• What is required: Reproduce exactly the lines below, starting at the line that contains "Transcribe this image's" and ending with the last line of the records, both included; leave out any pictures.

(Records excerpted from a collection)

↓↓↓

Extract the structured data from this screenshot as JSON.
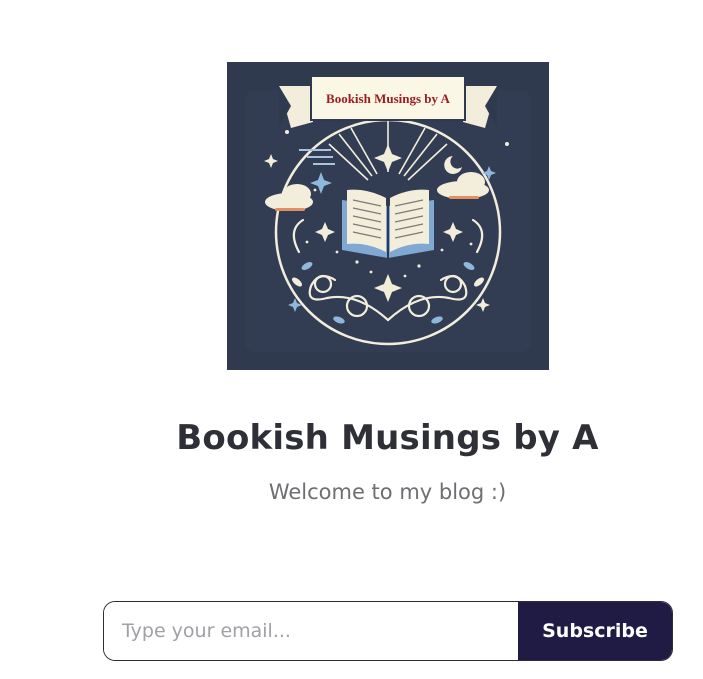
{
  "blog": {
    "logo_banner_text": "Bookish Musings by A",
    "title": "Bookish Musings by A",
    "tagline": "Welcome to my blog :)"
  },
  "subscribe": {
    "placeholder": "Type your email...",
    "button_label": "Subscribe"
  },
  "colors": {
    "logo_background": "#303a4f",
    "banner_text": "#9b1c1c",
    "button_background": "#1f1b45"
  }
}
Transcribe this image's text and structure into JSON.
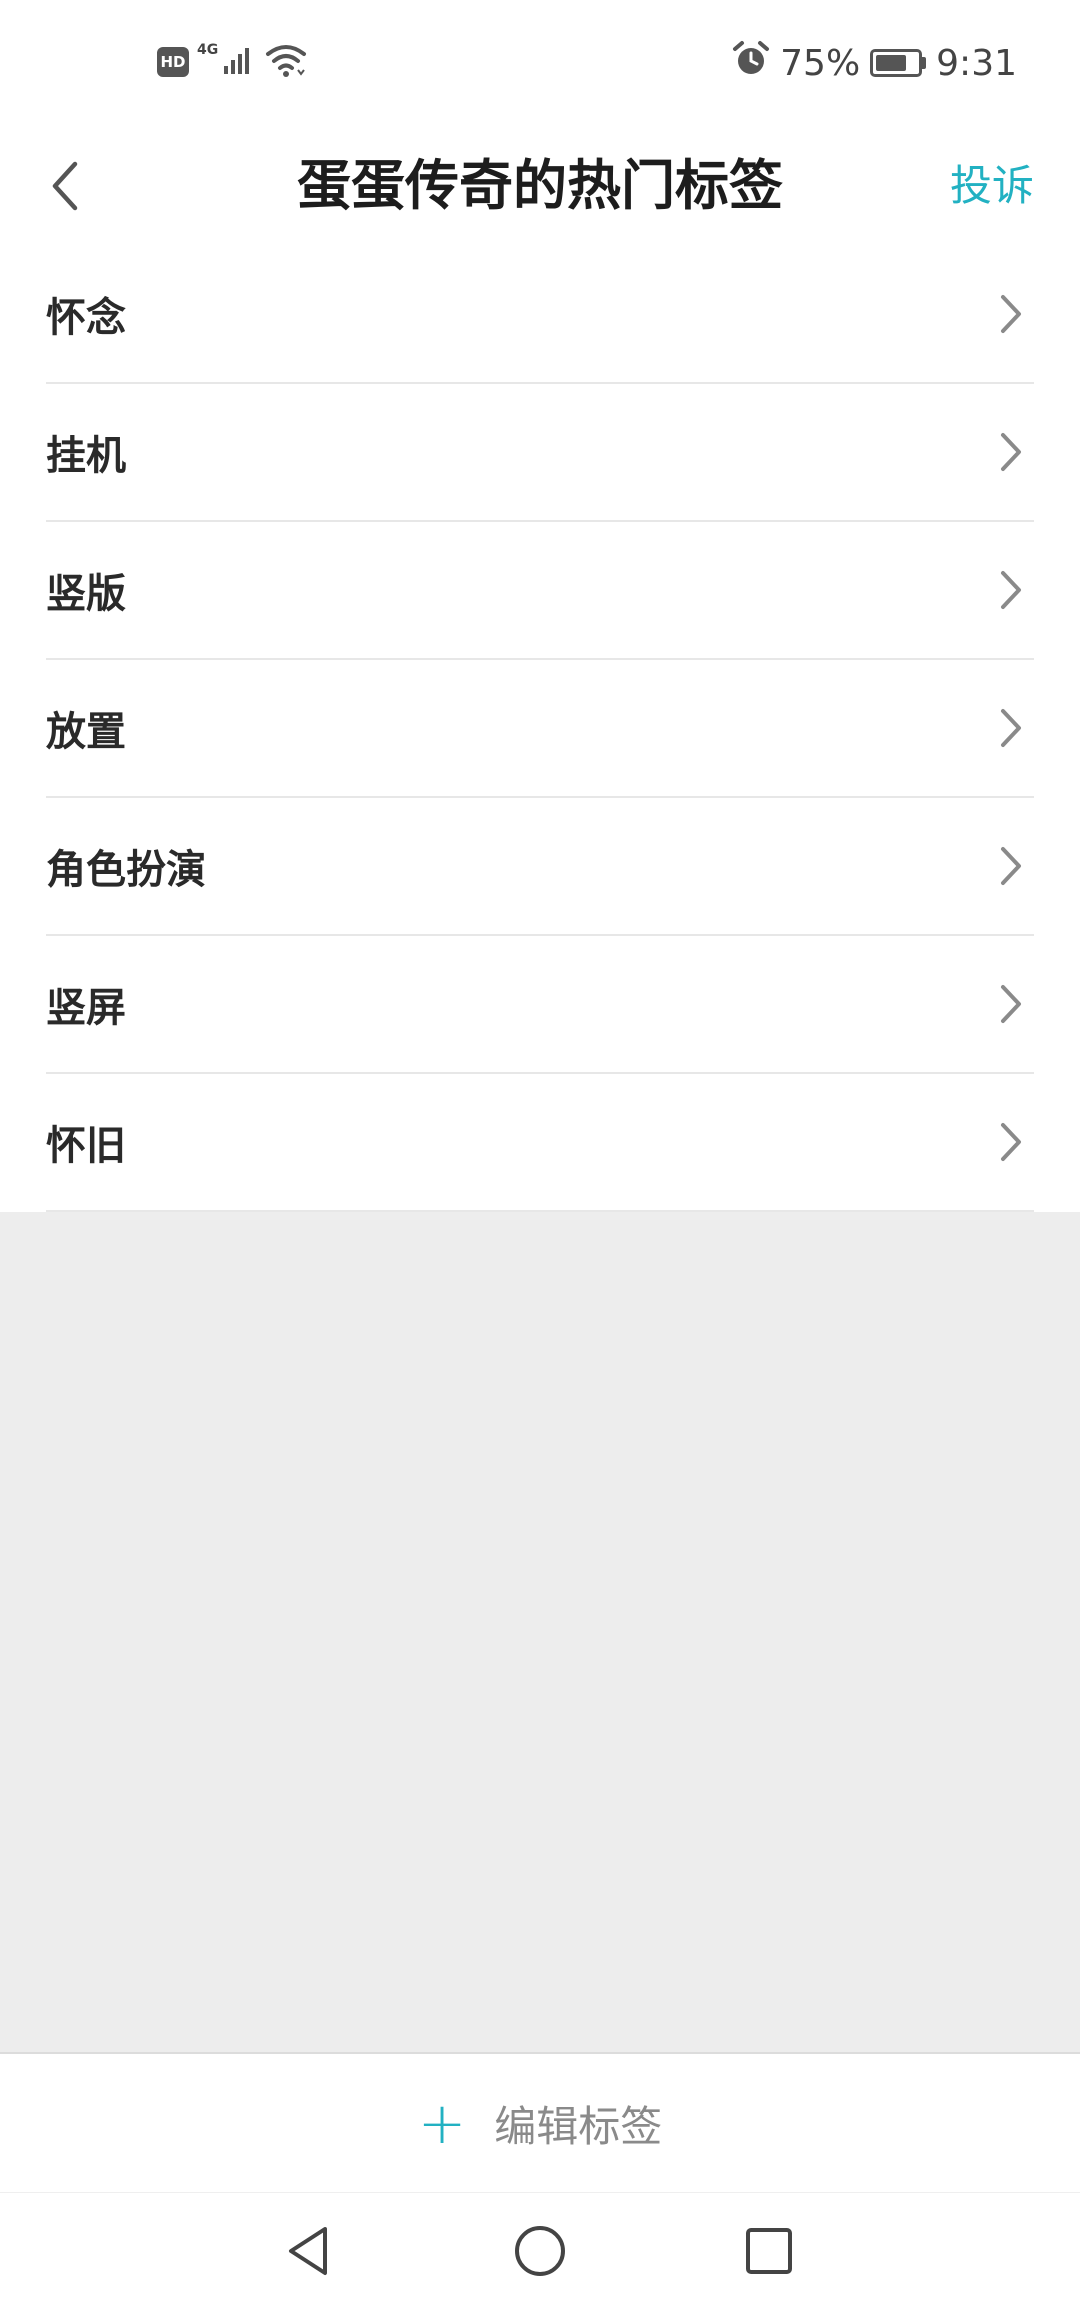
{
  "status_bar": {
    "hd": "HD",
    "network": "4G",
    "battery_percent_text": "75%",
    "battery_level": 0.75,
    "time": "9:31",
    "icons": [
      "signal-icon",
      "wifi-icon",
      "alarm-icon",
      "battery-icon"
    ]
  },
  "header": {
    "title": "蛋蛋传奇的热门标签",
    "report_label": "投诉"
  },
  "tags": [
    {
      "label": "怀念"
    },
    {
      "label": "挂机"
    },
    {
      "label": "竖版"
    },
    {
      "label": "放置"
    },
    {
      "label": "角色扮演"
    },
    {
      "label": "竖屏"
    },
    {
      "label": "怀旧"
    }
  ],
  "edit_bar": {
    "plus": "+",
    "label": "编辑标签"
  },
  "colors": {
    "accent": "#22b1c2",
    "background": "#ededed",
    "text": "#2a2a2a",
    "muted": "#8a8a8a"
  }
}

↑↑↑

• Result of this exercise:
Transcribe this image's text and structure into JSON.
{
  "status_bar": {
    "hd": "HD",
    "network": "4G",
    "battery_percent_text": "75%",
    "battery_level": 0.75,
    "time": "9:31",
    "icons": [
      "signal-icon",
      "wifi-icon",
      "alarm-icon",
      "battery-icon"
    ]
  },
  "header": {
    "title": "蛋蛋传奇的热门标签",
    "report_label": "投诉"
  },
  "tags": [
    {
      "label": "怀念"
    },
    {
      "label": "挂机"
    },
    {
      "label": "竖版"
    },
    {
      "label": "放置"
    },
    {
      "label": "角色扮演"
    },
    {
      "label": "竖屏"
    },
    {
      "label": "怀旧"
    }
  ],
  "edit_bar": {
    "plus": "+",
    "label": "编辑标签"
  },
  "colors": {
    "accent": "#22b1c2",
    "background": "#ededed",
    "text": "#2a2a2a",
    "muted": "#8a8a8a"
  }
}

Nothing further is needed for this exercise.